■ **Extracted entries**
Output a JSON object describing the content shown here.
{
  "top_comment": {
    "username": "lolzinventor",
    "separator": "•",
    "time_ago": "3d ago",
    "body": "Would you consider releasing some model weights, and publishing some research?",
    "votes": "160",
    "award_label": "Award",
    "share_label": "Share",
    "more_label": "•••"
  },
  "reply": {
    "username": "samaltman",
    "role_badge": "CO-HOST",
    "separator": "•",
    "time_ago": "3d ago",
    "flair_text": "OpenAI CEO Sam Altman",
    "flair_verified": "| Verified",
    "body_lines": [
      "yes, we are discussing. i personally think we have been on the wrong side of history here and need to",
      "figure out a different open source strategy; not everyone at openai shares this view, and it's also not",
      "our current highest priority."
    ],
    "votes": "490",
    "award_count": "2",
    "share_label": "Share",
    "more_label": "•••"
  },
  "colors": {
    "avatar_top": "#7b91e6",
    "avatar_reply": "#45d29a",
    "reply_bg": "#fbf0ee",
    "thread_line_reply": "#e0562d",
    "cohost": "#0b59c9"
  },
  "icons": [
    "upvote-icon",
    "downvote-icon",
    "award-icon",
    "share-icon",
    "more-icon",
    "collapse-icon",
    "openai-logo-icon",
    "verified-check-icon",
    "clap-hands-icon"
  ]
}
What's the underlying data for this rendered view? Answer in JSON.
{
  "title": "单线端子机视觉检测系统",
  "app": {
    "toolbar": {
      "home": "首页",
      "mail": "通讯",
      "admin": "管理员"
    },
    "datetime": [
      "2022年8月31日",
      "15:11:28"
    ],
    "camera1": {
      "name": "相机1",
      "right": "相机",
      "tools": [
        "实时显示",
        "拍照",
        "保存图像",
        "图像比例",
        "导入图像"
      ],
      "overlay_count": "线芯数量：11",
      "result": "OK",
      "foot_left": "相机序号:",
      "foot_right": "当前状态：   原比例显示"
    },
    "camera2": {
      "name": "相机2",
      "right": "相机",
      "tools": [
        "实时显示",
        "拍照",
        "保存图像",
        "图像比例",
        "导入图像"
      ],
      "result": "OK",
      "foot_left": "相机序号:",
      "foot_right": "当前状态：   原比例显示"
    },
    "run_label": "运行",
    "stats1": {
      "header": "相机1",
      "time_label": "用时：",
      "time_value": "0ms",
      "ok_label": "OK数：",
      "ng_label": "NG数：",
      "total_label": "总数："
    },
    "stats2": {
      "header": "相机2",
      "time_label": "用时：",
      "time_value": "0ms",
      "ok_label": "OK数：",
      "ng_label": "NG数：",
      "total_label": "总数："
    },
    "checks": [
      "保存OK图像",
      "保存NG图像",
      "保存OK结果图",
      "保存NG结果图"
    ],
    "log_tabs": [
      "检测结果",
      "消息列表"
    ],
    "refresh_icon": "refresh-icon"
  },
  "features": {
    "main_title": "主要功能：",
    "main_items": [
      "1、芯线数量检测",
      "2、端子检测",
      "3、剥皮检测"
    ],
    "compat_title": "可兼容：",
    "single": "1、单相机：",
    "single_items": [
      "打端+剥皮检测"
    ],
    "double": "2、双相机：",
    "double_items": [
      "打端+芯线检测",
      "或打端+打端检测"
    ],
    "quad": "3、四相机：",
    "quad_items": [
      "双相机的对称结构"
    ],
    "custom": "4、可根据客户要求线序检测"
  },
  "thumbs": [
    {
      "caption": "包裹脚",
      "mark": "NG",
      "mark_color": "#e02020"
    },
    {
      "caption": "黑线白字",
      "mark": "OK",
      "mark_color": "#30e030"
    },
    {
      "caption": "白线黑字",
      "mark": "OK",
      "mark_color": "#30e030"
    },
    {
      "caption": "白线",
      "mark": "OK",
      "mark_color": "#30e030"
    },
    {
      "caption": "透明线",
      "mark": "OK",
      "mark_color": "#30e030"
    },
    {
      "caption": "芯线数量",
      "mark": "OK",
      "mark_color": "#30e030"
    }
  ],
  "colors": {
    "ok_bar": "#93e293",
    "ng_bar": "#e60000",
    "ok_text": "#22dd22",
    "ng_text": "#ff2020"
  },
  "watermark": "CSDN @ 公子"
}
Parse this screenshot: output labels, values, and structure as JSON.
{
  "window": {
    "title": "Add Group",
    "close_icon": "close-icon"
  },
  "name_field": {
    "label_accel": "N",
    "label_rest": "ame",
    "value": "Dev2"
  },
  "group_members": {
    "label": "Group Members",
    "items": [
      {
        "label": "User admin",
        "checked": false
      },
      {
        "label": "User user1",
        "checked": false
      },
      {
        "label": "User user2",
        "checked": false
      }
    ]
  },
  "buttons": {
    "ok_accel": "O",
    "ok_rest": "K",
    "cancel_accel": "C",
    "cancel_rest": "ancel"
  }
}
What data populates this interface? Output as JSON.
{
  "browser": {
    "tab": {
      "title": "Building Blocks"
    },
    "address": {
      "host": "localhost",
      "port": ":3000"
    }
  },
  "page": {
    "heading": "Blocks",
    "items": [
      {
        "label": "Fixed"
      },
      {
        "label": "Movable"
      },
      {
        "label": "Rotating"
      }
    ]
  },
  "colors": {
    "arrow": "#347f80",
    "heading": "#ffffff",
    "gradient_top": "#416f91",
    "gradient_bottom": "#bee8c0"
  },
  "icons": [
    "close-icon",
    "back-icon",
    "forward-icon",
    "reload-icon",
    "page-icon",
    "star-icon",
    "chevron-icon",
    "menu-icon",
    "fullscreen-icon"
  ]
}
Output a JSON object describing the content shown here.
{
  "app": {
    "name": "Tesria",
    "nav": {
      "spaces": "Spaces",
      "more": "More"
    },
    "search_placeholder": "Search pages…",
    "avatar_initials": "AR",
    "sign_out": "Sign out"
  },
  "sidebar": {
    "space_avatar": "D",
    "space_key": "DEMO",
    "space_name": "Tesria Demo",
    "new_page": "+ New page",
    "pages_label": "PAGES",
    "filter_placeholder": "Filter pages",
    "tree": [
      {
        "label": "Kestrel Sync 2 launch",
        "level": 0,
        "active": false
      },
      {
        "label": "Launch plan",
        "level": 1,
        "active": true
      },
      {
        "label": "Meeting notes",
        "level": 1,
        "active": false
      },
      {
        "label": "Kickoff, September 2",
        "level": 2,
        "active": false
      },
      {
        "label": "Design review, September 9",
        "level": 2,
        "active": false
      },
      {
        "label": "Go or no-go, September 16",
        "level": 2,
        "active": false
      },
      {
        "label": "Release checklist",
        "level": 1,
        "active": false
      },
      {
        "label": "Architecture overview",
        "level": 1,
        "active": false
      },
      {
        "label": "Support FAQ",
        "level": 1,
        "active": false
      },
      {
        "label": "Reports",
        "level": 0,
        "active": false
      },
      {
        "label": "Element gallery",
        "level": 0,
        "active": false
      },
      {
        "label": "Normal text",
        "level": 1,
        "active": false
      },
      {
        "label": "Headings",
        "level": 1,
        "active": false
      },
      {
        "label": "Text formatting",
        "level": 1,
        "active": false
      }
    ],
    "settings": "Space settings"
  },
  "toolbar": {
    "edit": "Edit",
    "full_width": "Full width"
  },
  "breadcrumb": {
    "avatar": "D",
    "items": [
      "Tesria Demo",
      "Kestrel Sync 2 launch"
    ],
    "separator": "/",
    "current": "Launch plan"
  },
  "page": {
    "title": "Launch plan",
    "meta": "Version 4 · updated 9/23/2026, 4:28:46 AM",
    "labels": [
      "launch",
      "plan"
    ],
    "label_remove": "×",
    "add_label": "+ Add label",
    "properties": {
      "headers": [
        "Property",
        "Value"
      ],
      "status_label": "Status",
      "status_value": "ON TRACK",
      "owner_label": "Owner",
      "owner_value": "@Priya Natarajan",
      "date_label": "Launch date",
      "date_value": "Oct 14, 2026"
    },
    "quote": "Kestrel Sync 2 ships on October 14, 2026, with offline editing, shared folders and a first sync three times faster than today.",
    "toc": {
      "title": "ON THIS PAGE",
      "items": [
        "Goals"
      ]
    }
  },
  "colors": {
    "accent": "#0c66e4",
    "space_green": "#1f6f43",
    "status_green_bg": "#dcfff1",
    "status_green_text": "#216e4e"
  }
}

■ **Task details**
Gather all lines with the string "current" from the data.

■ **Finished exercise**
      "our current highest priority."
    "current": "Launch plan"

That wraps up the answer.